-- START Document section --

Turn the Tables On an Interviewer

by | March 31, 2009

Anticipating questions you'll be asked during an interview -- and preparing thoughtful answers -- takes lots of practice. Yet there's another, more subtle aspect of interviewing that also deserves practice: asking strategic questions.

These are questions that can help you decide whether an employer will help advance your career and be a good place to work. Posing one or two good questions also can convey your knowledge of a company and position you as an applicant who's seriously interested.

While you may not love every employer you meet with or learn everything you need to know about a position before you accept it, your efforts can make your interviews more worthwhile. Here are some do's and don'ts to follow when formulating your approach:

  • Do your research.

The more you know about a prospective employer, the easier it will be to ask meaningful questions. Since the onus is on you during interviews to prove yourself to the employer -- not the other way around -- concentrate initially on showing that you prepared for the meeting and have more than a superficial knowledge of the company.

"The single most often-heard criticism from employers is that students don't know enough about their company before the interview," says Kathy L. Sims, director of the UCLA Career Center in Los Angeles.

Set a goal to be the most well-informed candidate the recruiter meets. Your objective is not to spout company trivia, but to ask questions that demonstrate your understanding of the organization. For example, if you're applying for a marketing job, find out about the company's marketing strategies and competitive advantages.

"A candidate who demonstrates an understanding of our industry and our products is very impressive," says Vicki Harris, a recruitment specialist for Zondervan, a 350-employee Christian communications company and a division of HarperCollins, based in Grand Rapids, Mich. "I have had several candidates who asked about the growth of our industry, and I think this is a very wise way of asking, 'How's the business doing?' "

Harris also recommends asking about an employer's mission, which job hunters often can find on its Web site, and how the available opening fits into that mission. "The more candidates know about our company, the better," she says.

Once you've done your Web research, sample the company's products or services. Read product reviews or talk to others who are familiar with the company (this may require some creative networking). At the very least, read up on company news or annual reports at your college career center, library or the public library.

If you mention something you learned from this research, employers will realize that you've done more to prepare than most other candidates. "If [candidates] mention that they researched us only on the Web, it just doesn't seem like they have a real affinity with our company or our books," Harris adds.

  • Know what to ask.

During his interviews for a sales position at Stryker Endoscopy, Matt Mileskiewicz asked about the size of his sales territory and opportunities to advance into management -- questions that demonstrated his desire to succeed and then grow with the company. The answers he received helped persuade him to accept Stryker's offer for a position in Columbus, Ohio, which he started two months after graduating from John Carroll University in suburban Cleveland, in May.

"I tried to ask at least two questions in any interview I had," says Mileskiewicz. "[If] you walk away not asking any questions, you're dealing your own spade."

-- END Document section --
-- START Provided material --

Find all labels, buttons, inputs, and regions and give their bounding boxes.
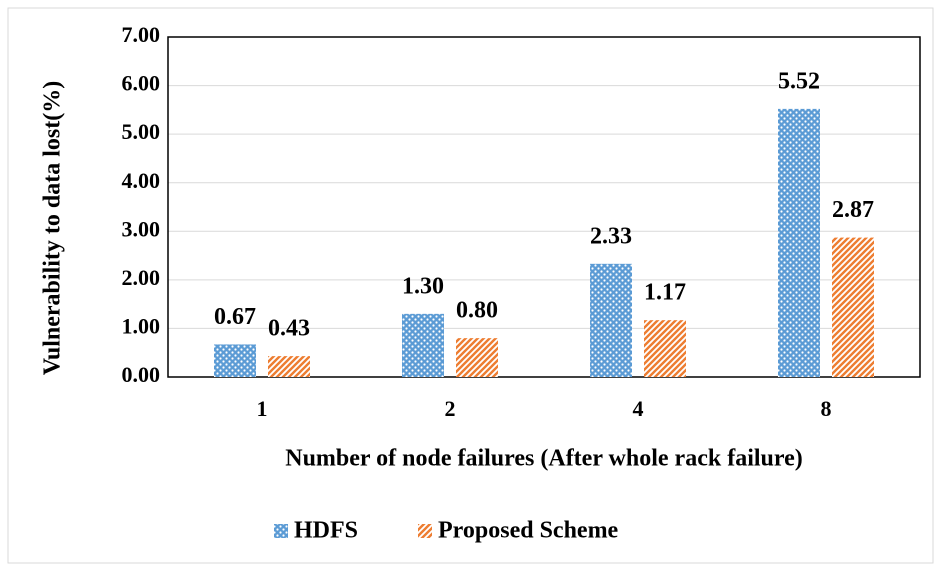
value-label: 1.17: [644, 280, 686, 306]
y-axis-title: Vulnerability to data lost(%): [40, 81, 66, 375]
value-label: 1.30: [402, 273, 444, 299]
y-tick-label: 6.00: [122, 71, 161, 96]
y-tick-label: 2.00: [122, 265, 161, 290]
x-axis-title: Number of node failures (After whole rac…: [285, 446, 803, 472]
bar: [268, 356, 310, 377]
value-label: 0.67: [214, 304, 256, 330]
x-tick-label: 2: [445, 396, 456, 421]
legend-swatch: [274, 524, 288, 538]
bar: [590, 263, 632, 377]
y-tick-label: 4.00: [122, 168, 161, 193]
y-tick-label: 7.00: [122, 22, 161, 47]
x-tick-label: 8: [821, 396, 832, 421]
bar: [402, 313, 444, 377]
bar: [214, 344, 256, 377]
x-tick-label: 1: [257, 396, 268, 421]
x-tick-label: 4: [633, 396, 644, 421]
legend-label: HDFS: [294, 518, 358, 544]
value-label: 2.87: [832, 197, 874, 223]
bar: [778, 108, 820, 377]
legend-swatch: [418, 524, 432, 538]
y-tick-label: 3.00: [122, 216, 161, 241]
bar: [832, 237, 874, 377]
bar: [644, 320, 686, 377]
value-label: 5.52: [778, 68, 820, 94]
value-label: 0.80: [456, 298, 498, 324]
value-label: 2.33: [590, 223, 632, 249]
y-tick-label: 1.00: [122, 313, 161, 338]
value-label: 0.43: [268, 316, 310, 342]
legend-label: Proposed Scheme: [438, 518, 619, 544]
y-tick-label: 5.00: [122, 119, 161, 144]
bar: [456, 338, 498, 377]
y-tick-label: 0.00: [122, 362, 161, 387]
plot-border: [167, 36, 921, 378]
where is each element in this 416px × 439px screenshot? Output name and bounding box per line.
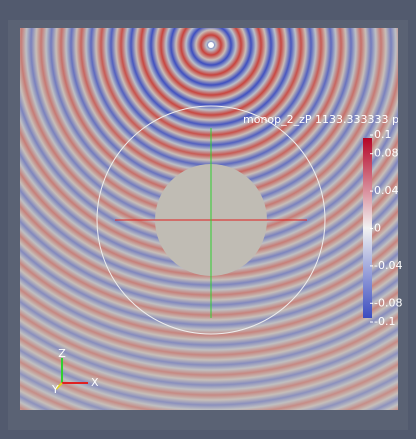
page: monop_2_zP 1133.333333 p_T Z Y X 0.1 0.08… [0, 0, 416, 439]
axis-z-label: Z [58, 347, 66, 360]
color-bar-label: -0.1 [374, 315, 395, 328]
field: monop_2_zP 1133.333333 p_T [20, 28, 411, 410]
color-bar-label: 0.1 [374, 128, 392, 141]
color-bar-label: 0 [374, 222, 381, 235]
color-bar-label: 0.04 [374, 184, 399, 197]
color-bar-label: -0.04 [374, 259, 402, 272]
axis-y-label: Y [51, 383, 59, 396]
axis-x-label: X [91, 376, 99, 389]
render-view: monop_2_zP 1133.333333 p_T Z Y X 0.1 0.08… [0, 0, 416, 439]
color-bar-label: 0.08 [374, 147, 399, 160]
view-title: monop_2_zP 1133.333333 p_T [243, 113, 411, 126]
color-bar-label: -0.08 [374, 296, 402, 309]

-- END Provided material --

What is required:
Answer these questions from the article on asking questions during job interviews:
1. What position does Kathy L. Sims hold?
2. How many employees does Zondervan have?
3. In what city was the job Matt Mileskiewicz accepted at Stryker?
The lines that come after the article are separate material and have nothing to do with it.

Solution for this task:
1. Director of the UCLA Career Center in Los Angeles
2. 350
3. Columbus, Ohio